__AIM OF THE EXERCISE__:
Wherever the string "name" appears, copy the whole line.

__Raw records__:
____

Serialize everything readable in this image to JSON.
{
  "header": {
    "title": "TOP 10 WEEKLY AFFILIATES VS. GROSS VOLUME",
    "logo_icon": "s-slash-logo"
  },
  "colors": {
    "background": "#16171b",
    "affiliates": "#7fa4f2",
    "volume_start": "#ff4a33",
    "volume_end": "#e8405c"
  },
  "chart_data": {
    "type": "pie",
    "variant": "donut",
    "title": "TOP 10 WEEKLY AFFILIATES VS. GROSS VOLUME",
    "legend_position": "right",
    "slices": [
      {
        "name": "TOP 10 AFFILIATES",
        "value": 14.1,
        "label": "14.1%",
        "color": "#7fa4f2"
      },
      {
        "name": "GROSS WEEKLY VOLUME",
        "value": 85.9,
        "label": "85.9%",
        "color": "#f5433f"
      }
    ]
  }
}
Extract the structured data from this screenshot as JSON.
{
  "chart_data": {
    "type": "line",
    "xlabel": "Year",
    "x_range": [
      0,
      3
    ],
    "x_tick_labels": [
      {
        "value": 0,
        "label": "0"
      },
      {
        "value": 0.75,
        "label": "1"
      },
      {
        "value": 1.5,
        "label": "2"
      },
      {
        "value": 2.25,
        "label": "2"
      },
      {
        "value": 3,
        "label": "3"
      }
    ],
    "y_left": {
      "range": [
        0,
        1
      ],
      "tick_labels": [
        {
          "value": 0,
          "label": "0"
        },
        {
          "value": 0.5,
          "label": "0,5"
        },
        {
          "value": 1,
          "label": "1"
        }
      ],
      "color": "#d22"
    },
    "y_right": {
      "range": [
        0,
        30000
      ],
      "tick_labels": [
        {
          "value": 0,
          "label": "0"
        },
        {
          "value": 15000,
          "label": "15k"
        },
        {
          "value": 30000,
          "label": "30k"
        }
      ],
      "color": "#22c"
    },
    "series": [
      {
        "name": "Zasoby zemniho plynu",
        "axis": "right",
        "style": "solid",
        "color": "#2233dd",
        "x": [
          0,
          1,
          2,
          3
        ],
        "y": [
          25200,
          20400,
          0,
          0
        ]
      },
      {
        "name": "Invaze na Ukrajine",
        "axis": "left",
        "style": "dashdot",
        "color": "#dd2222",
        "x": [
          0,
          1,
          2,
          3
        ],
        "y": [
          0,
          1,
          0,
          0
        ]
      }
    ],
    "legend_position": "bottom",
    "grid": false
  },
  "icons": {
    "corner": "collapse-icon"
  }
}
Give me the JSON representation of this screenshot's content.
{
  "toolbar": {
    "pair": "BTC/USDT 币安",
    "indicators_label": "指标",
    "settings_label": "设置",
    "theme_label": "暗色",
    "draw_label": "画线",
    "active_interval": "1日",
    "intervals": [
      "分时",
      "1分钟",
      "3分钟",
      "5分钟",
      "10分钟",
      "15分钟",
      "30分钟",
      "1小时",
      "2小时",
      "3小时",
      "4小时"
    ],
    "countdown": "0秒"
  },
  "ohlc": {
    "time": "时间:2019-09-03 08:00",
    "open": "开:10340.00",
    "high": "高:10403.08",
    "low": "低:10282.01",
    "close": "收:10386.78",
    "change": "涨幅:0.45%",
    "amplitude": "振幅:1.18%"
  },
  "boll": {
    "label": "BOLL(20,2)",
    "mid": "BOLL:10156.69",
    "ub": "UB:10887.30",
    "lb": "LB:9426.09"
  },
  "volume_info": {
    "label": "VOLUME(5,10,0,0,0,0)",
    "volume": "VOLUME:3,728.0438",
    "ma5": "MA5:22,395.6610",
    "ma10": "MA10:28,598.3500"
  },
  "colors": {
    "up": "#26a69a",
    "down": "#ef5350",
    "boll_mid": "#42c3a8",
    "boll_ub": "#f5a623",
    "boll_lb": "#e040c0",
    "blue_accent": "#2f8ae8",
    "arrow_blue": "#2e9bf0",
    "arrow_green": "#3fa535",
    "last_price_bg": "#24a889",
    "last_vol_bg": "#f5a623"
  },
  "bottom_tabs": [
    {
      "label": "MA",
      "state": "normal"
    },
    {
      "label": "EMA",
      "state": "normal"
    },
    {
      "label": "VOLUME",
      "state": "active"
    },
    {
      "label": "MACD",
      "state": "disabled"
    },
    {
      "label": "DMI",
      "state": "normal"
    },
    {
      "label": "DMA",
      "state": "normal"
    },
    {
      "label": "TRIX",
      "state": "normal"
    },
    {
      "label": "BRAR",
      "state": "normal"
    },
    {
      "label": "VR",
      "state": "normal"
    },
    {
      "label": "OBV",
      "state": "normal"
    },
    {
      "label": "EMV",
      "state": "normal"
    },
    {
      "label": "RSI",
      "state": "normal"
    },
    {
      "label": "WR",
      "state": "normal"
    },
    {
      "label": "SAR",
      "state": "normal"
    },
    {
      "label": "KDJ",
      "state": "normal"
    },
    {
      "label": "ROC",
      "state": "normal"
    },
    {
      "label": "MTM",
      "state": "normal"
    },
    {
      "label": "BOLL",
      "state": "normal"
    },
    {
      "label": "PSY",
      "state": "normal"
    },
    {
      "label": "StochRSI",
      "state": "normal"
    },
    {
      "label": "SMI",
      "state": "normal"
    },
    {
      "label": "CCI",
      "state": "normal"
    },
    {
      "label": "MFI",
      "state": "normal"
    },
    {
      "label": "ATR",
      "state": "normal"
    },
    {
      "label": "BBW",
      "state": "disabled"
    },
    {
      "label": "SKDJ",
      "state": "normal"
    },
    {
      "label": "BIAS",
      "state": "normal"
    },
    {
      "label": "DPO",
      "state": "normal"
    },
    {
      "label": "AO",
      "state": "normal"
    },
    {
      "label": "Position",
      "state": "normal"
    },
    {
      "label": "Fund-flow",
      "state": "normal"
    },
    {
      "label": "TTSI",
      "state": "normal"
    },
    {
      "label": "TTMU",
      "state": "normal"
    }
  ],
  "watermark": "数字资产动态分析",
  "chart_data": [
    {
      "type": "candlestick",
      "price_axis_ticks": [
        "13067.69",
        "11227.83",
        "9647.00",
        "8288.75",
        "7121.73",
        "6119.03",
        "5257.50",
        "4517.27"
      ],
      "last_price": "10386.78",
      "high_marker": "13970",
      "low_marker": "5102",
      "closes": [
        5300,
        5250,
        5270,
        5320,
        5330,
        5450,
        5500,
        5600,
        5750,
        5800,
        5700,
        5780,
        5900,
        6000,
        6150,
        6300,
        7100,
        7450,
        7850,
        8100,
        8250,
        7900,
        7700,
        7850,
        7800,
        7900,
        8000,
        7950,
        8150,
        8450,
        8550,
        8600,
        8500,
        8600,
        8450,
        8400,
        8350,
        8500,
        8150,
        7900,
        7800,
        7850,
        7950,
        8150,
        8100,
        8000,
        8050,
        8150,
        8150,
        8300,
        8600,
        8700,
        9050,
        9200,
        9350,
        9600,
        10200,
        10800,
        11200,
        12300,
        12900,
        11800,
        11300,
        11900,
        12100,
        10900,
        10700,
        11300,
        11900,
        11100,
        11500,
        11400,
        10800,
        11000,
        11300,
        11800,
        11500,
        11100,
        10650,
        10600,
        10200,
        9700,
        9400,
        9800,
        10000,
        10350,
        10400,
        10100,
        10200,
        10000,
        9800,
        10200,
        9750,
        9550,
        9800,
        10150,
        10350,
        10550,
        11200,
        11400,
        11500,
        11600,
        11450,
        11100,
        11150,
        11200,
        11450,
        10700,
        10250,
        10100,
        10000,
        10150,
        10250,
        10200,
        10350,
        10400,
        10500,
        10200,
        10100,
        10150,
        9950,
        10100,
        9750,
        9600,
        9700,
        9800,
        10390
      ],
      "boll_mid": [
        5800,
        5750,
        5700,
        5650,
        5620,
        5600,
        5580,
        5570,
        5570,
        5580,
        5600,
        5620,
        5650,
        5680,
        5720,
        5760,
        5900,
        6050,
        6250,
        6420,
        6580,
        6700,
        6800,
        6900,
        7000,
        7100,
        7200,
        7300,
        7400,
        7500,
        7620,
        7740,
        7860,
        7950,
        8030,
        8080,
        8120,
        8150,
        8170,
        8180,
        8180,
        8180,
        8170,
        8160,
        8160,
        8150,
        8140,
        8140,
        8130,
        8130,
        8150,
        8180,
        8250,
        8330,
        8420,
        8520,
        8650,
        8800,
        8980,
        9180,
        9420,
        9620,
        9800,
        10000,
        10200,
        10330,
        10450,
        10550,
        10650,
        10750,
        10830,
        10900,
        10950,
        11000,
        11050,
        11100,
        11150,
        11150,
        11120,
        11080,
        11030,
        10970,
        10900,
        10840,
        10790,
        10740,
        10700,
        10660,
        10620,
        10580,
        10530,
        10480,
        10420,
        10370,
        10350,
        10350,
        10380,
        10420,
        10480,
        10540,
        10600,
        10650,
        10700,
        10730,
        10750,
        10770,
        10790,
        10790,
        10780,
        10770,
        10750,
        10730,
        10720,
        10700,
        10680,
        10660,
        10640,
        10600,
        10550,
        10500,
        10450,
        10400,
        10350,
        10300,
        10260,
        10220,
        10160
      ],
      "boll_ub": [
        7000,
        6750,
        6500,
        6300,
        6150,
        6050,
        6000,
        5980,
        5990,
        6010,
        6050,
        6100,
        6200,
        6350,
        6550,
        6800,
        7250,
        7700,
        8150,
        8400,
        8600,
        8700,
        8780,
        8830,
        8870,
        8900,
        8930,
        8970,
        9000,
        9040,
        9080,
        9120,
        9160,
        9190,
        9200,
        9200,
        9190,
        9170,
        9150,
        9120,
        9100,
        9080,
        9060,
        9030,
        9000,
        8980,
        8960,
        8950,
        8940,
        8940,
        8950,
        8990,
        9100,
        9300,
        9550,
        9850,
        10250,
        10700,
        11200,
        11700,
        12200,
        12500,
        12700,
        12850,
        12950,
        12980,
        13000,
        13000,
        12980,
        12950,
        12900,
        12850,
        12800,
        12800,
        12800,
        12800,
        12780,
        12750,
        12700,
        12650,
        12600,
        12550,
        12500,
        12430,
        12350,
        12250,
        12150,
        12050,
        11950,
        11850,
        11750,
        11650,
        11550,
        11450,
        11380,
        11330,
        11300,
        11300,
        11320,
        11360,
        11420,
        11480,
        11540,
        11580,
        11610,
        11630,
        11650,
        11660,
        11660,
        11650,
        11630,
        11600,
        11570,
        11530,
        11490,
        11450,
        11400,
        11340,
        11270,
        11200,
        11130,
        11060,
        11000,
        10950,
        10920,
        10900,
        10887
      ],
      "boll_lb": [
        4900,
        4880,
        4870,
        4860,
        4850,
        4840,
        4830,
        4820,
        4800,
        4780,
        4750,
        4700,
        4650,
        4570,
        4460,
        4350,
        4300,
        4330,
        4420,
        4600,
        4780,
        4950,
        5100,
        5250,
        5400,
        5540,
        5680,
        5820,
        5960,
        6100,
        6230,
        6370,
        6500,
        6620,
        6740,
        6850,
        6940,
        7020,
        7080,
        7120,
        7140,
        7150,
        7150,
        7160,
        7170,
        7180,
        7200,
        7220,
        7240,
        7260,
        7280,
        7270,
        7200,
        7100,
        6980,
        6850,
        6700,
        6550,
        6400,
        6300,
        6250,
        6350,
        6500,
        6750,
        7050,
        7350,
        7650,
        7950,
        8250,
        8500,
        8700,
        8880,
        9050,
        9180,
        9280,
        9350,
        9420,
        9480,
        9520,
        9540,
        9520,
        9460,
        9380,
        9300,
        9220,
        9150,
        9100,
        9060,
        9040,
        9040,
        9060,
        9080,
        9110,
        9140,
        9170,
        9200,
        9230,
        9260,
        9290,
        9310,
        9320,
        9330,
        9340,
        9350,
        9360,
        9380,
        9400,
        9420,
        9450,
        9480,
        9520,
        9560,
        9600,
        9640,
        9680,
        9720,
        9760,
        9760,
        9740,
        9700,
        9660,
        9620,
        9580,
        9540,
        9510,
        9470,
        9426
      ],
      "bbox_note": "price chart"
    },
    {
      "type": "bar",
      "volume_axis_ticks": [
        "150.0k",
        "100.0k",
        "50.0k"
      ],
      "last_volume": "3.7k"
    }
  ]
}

____

__SOLUTION TO THE EXERCISE__:
        "name": "TOP 10 AFFILIATES",
        "name": "GROSS WEEKLY VOLUME",
        "name": "Zasoby zemniho plynu",
        "name": "Invaze na Ukrajine",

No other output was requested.